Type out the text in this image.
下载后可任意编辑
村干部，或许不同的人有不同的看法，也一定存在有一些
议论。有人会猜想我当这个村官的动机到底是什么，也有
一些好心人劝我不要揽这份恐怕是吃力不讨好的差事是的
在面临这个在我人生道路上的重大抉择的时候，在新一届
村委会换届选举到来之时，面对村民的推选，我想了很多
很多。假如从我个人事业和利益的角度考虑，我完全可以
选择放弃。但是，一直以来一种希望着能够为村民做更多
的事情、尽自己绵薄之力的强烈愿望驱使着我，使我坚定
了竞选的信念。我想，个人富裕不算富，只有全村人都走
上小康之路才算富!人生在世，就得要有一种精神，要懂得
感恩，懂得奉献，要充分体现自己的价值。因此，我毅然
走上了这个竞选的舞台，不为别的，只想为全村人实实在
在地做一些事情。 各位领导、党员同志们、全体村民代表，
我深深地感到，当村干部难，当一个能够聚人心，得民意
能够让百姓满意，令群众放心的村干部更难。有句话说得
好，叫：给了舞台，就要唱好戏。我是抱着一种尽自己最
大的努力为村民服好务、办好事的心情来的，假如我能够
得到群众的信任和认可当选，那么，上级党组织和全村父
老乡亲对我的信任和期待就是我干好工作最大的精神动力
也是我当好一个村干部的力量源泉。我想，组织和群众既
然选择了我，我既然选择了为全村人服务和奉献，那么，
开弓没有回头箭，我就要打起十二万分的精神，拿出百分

════════════════

# Requirements:
Print out every record again, exactly and in full.

# Result below:
Type out the text in this image.
下载后可任意编辑
村干部，或许不同的人有不同的看法，也一定存在有一些
议论。有人会猜想我当这个村官的动机到底是什么，也有
一些好心人劝我不要揽这份恐怕是吃力不讨好的差事是的
在面临这个在我人生道路上的重大抉择的时候，在新一届
村委会换届选举到来之时，面对村民的推选，我想了很多
很多。假如从我个人事业和利益的角度考虑，我完全可以
选择放弃。但是，一直以来一种希望着能够为村民做更多
的事情、尽自己绵薄之力的强烈愿望驱使着我，使我坚定
了竞选的信念。我想，个人富裕不算富，只有全村人都走
上小康之路才算富!人生在世，就得要有一种精神，要懂得
感恩，懂得奉献，要充分体现自己的价值。因此，我毅然
走上了这个竞选的舞台，不为别的，只想为全村人实实在
在地做一些事情。 各位领导、党员同志们、全体村民代表，
我深深地感到，当村干部难，当一个能够聚人心，得民意
能够让百姓满意，令群众放心的村干部更难。有句话说得
好，叫：给了舞台，就要唱好戏。我是抱着一种尽自己最
大的努力为村民服好务、办好事的心情来的，假如我能够
得到群众的信任和认可当选，那么，上级党组织和全村父
老乡亲对我的信任和期待就是我干好工作最大的精神动力
也是我当好一个村干部的力量源泉。我想，组织和群众既
然选择了我，我既然选择了为全村人服务和奉献，那么，
开弓没有回头箭，我就要打起十二万分的精神，拿出百分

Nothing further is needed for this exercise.